- _Task goal_: Every line of the data that contains the string "marker" must be copied.

- _Records_:
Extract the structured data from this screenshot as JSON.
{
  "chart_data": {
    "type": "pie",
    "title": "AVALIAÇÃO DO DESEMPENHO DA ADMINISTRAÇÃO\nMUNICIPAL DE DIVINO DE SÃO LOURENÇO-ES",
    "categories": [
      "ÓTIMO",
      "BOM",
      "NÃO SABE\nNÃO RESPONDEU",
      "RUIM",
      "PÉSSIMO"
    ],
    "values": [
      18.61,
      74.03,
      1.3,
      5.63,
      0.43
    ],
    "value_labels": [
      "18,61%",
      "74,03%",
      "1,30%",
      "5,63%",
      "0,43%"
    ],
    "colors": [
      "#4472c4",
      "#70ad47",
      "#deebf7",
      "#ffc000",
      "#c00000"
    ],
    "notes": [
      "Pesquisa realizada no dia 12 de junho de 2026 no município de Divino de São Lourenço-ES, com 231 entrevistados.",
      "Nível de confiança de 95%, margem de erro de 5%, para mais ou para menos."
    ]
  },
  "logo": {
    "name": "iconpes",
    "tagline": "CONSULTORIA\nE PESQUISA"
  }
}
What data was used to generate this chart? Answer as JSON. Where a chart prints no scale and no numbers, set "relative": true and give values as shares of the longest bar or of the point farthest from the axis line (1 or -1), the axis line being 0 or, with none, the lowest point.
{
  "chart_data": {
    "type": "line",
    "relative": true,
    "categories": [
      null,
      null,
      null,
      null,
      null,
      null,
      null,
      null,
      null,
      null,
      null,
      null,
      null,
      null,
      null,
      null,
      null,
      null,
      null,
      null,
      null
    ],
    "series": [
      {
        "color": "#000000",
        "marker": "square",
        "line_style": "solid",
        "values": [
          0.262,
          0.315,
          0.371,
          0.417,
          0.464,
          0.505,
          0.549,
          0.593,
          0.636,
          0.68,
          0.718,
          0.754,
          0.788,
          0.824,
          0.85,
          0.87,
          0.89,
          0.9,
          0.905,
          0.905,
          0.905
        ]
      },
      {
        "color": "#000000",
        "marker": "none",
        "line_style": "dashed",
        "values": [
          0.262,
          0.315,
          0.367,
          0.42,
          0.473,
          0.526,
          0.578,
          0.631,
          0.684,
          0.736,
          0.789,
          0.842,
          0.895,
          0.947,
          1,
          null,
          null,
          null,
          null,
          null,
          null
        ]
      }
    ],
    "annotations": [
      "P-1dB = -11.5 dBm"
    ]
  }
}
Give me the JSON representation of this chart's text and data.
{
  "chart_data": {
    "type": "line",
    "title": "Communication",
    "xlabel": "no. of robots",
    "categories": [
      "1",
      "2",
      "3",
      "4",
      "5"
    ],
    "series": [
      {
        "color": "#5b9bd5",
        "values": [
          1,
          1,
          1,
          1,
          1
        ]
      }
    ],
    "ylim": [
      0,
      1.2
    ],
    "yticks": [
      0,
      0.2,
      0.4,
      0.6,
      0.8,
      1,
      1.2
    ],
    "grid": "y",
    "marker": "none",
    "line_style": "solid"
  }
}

- _Answer for the task_:
        "marker": "square",
        "marker": "none",
    "marker": "none",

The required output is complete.